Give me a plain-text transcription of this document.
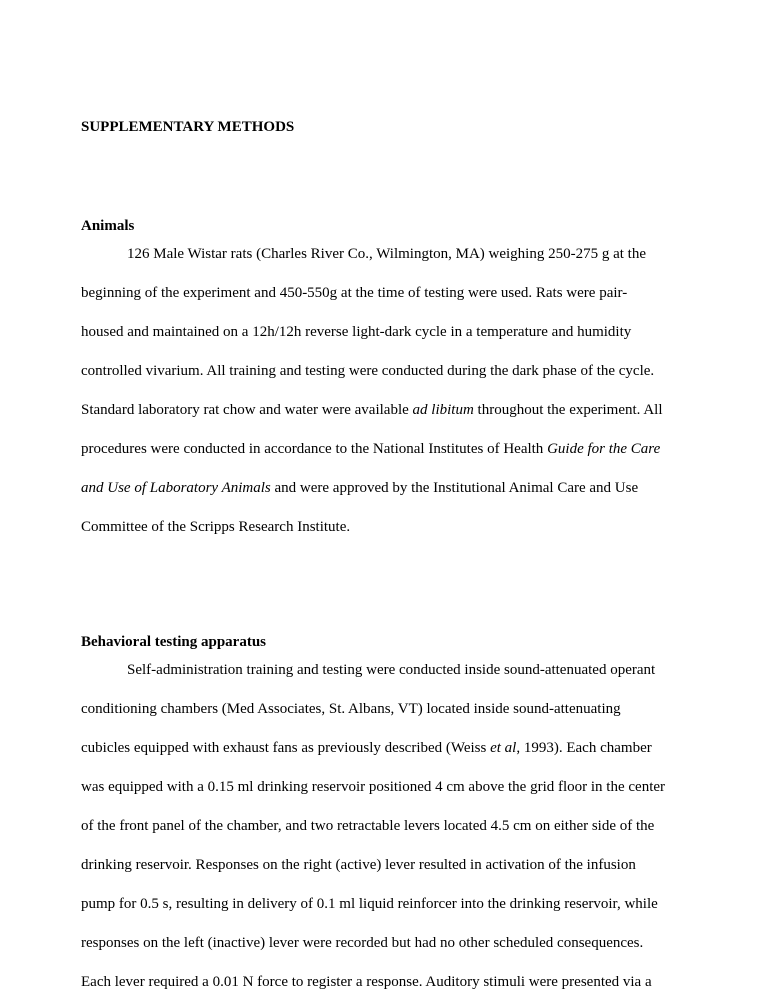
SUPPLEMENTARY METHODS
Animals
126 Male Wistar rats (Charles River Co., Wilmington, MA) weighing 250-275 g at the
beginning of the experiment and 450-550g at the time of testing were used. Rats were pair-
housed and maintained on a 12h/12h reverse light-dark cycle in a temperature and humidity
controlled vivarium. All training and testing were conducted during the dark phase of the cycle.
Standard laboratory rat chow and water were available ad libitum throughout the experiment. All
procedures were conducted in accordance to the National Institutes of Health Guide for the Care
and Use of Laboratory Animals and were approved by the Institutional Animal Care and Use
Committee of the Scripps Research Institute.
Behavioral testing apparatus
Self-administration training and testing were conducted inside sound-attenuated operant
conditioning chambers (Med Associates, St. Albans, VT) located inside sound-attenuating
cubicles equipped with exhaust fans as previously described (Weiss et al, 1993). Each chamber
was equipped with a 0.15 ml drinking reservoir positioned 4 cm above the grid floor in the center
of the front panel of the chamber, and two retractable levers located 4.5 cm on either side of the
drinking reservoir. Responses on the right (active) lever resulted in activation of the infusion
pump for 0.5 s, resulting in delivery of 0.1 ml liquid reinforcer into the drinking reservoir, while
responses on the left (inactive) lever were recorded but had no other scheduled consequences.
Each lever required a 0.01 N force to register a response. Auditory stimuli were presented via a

== == ==

GOAL ▸
Count the lines above that contain the word "drinking", and reply with only that number.

RESPONSE ▸
3